Data records:

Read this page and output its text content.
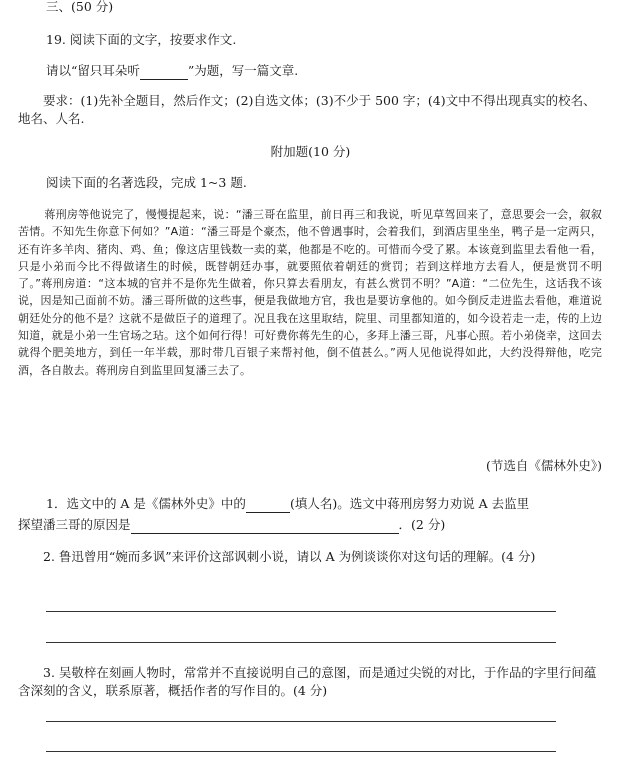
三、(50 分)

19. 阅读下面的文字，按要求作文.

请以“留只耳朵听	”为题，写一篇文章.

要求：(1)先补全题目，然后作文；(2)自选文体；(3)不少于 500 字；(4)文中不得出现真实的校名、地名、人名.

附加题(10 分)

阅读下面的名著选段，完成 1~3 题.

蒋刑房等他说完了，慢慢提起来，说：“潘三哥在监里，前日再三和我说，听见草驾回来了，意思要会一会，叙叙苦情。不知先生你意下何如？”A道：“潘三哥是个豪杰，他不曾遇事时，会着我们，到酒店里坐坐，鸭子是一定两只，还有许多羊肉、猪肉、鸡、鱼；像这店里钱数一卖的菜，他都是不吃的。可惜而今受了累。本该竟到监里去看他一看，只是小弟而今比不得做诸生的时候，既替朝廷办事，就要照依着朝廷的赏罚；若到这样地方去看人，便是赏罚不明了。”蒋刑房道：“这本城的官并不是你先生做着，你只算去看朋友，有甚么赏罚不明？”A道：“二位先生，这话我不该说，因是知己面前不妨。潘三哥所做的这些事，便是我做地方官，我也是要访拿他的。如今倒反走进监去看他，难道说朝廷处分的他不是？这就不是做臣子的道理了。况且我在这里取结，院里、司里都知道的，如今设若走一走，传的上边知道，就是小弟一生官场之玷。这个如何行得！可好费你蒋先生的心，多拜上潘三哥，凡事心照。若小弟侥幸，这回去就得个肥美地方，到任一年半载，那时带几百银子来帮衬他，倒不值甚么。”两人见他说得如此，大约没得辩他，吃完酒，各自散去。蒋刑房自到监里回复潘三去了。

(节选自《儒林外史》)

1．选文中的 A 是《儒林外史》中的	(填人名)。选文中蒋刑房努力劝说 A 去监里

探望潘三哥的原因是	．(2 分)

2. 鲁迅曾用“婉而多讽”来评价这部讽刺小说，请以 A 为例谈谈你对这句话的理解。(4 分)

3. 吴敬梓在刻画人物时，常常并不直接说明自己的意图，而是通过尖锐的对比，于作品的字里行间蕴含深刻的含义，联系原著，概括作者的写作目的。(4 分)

▶ TO BE DONE
Reproduce each line of the records exactly, and omit every picture.

▶ CORRECT ANSWER
Read this page and output its text content.
三、(50 分)

19. 阅读下面的文字，按要求作文.

请以“留只耳朵听	”为题，写一篇文章.

要求：(1)先补全题目，然后作文；(2)自选文体；(3)不少于 500 字；(4)文中不得出现真实的校名、地名、人名.

附加题(10 分)

阅读下面的名著选段，完成 1~3 题.

蒋刑房等他说完了，慢慢提起来，说：“潘三哥在监里，前日再三和我说，听见草驾回来了，意思要会一会，叙叙苦情。不知先生你意下何如？”A道：“潘三哥是个豪杰，他不曾遇事时，会着我们，到酒店里坐坐，鸭子是一定两只，还有许多羊肉、猪肉、鸡、鱼；像这店里钱数一卖的菜，他都是不吃的。可惜而今受了累。本该竟到监里去看他一看，只是小弟而今比不得做诸生的时候，既替朝廷办事，就要照依着朝廷的赏罚；若到这样地方去看人，便是赏罚不明了。”蒋刑房道：“这本城的官并不是你先生做着，你只算去看朋友，有甚么赏罚不明？”A道：“二位先生，这话我不该说，因是知己面前不妨。潘三哥所做的这些事，便是我做地方官，我也是要访拿他的。如今倒反走进监去看他，难道说朝廷处分的他不是？这就不是做臣子的道理了。况且我在这里取结，院里、司里都知道的，如今设若走一走，传的上边知道，就是小弟一生官场之玷。这个如何行得！可好费你蒋先生的心，多拜上潘三哥，凡事心照。若小弟侥幸，这回去就得个肥美地方，到任一年半载，那时带几百银子来帮衬他，倒不值甚么。”两人见他说得如此，大约没得辩他，吃完酒，各自散去。蒋刑房自到监里回复潘三去了。

(节选自《儒林外史》)

1．选文中的 A 是《儒林外史》中的	(填人名)。选文中蒋刑房努力劝说 A 去监里

探望潘三哥的原因是	．(2 分)

2. 鲁迅曾用“婉而多讽”来评价这部讽刺小说，请以 A 为例谈谈你对这句话的理解。(4 分)

3. 吴敬梓在刻画人物时，常常并不直接说明自己的意图，而是通过尖锐的对比，于作品的字里行间蕴含深刻的含义，联系原著，概括作者的写作目的。(4 分)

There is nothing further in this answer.